TÂCHES À RÉALISER:
1. D'après l'extrait sur l'action politique des croyants, quelle est la première ficelle que le croyant congolais devra couper ?
2. Recopiez sans rien changer le passage de l'extrait sur l'action politique des croyants qui va de « Dans ce contexte, il » jusqu'à « profit du peuple. » inclus.

───── EXTRAIT DU TEXTE ─────

L’action politique qui sanctifiera le croyant aujourd’hui est une action en faveur de la paix, une paix que le laïc croyant veut construire par un engagement non-violent actif et le dialogue. Le seul hic, c’est que le croyant ne sait pas souvent par où commencer son action politique dans un contexte où gouvernants et gouvernés, opposants et société civile etc., tous, semblent se complaire dans une situation de blocage dont les victimes restent les pauvres civils.

Dans ce contexte, il faudra beaucoup de créativités au laïc croyant engagé dans l’action politique, afin d’élaborer des stratégies non violentes efficaces, qui feraient pression sur les dirigeants, afin de garantir le respect de la constitution et une alternance politique qui aille au-delà de l’alternance des personnes physiques pour offrir une alternative à cet odieux système qui, depuis l’existence de l’Etat Congo, refuse de placer le Congolais et la Congolaise au centre de ses préoccupations.

Première action : couper les ficelles de la manipulation

La première ficelle que le croyant congolais devra couper est celle de la fatalité. Les croyants doivent cesser de croire que personne ne pourra changer l’état actuel des choses. La ficelle de la fatalité a fait de tous les croyants de ce pays des résignés, des passifs incapables de tout acte révolutionnaire de changement au profit du peuple.

Combiné à la ficelle de la religion, la ficelle de la fatalité rend Dieu responsable de toute misère individuelle « C’est lui qui veut que cela soit ainsi. N’est-ce pas lui qui a créé certains riches et d’autres pauvres ? Comment pouvons-nous nous rebeller contre Lui ? »

───── DONNÉES EXTRAITES ─────

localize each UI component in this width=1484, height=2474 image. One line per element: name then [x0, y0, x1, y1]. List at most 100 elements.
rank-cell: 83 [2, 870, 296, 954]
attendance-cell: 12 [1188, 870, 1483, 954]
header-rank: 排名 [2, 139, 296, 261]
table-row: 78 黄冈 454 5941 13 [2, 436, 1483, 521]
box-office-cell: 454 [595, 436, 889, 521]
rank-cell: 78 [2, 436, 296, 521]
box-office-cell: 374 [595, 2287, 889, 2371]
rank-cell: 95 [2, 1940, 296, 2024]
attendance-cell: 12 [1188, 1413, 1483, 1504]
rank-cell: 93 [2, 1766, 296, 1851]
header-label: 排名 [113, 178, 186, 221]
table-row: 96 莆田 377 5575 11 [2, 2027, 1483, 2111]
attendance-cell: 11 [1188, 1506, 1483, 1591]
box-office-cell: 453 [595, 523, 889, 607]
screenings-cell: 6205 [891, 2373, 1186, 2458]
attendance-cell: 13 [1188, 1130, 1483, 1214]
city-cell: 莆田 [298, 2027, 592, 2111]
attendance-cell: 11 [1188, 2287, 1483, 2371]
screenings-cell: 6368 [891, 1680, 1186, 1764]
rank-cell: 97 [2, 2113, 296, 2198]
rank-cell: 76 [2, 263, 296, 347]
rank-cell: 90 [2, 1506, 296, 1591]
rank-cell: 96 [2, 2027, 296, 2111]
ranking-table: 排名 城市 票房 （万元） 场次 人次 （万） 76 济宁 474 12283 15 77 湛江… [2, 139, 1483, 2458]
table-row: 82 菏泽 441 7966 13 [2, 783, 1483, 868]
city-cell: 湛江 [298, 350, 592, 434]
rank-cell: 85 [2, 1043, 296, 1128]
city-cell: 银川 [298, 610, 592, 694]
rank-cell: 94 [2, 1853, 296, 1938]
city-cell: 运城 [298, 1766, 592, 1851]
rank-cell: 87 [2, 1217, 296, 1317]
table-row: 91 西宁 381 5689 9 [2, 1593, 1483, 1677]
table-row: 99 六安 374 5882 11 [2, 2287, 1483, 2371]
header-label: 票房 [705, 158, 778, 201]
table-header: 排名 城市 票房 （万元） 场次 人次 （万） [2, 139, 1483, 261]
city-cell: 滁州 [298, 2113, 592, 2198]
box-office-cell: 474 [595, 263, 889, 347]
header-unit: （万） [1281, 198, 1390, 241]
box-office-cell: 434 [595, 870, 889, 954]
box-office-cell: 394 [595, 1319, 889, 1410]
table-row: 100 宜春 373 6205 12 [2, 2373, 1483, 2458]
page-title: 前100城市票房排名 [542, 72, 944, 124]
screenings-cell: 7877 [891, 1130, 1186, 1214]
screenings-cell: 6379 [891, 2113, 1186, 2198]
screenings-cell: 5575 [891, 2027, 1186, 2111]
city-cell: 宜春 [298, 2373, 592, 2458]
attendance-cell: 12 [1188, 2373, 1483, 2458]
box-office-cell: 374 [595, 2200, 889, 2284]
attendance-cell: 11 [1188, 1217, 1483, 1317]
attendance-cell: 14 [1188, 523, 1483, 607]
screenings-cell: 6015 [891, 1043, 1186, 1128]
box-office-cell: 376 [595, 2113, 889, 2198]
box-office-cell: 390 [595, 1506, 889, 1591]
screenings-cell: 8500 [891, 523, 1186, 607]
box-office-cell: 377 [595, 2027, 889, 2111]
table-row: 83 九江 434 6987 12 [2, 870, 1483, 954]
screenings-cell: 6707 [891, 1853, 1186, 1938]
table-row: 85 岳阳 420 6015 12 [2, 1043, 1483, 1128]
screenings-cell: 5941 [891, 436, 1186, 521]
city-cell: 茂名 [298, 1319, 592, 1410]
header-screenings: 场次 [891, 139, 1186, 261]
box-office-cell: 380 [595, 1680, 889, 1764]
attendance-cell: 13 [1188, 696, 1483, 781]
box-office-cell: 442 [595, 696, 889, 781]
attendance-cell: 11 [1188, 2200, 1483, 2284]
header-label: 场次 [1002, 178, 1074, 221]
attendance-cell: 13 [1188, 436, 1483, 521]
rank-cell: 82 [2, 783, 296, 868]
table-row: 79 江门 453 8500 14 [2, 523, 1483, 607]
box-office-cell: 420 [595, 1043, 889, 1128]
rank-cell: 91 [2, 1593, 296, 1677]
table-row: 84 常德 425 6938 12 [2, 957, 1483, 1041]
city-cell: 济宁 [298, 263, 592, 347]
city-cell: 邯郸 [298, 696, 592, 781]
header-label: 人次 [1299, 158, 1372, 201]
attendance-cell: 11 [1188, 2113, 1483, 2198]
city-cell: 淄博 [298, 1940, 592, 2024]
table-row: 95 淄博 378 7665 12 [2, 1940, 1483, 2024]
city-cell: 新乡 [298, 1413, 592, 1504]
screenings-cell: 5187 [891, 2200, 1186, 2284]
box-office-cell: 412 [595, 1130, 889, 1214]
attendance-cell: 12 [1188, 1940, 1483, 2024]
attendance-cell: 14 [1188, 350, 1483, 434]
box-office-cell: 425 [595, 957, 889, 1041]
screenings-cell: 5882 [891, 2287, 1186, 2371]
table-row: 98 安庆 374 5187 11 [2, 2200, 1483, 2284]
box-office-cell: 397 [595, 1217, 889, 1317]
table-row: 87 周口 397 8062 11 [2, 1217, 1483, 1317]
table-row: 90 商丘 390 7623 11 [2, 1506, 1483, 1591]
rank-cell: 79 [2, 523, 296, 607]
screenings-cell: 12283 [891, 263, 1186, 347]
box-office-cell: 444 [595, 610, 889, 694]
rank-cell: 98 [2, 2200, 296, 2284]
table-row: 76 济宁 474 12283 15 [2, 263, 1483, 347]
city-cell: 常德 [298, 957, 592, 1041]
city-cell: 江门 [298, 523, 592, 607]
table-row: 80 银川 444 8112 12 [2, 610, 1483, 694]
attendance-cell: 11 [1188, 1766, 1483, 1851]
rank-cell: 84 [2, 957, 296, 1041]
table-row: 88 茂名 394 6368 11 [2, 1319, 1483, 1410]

─────

SOLUTIONS PROPOSÉES:
1. La ficelle de la fatalité.

2.
Dans ce contexte, il faudra beaucoup de créativités au laïc croyant engagé dans l’action politique, afin d’élaborer des stratégies non violentes efficaces, qui feraient pression sur les dirigeants, afin de garantir le respect de la constitution et une alternance politique qui aille au-delà de l’alternance des personnes physiques pour offrir une alternative à cet odieux système qui, depuis l’existence de l’Etat Congo, refuse de placer le Congolais et la Congolaise au centre de ses préoccupations.

Première action : couper les ficelles de la manipulation

La première ficelle que le croyant congolais devra couper est celle de la fatalité. Les croyants doivent cesser de croire que personne ne pourra changer l’état actuel des choses. La ficelle de la fatalité a fait de tous les croyants de ce pays des résignés, des passifs incapables de tout acte révolutionnaire de changement au profit du peuple.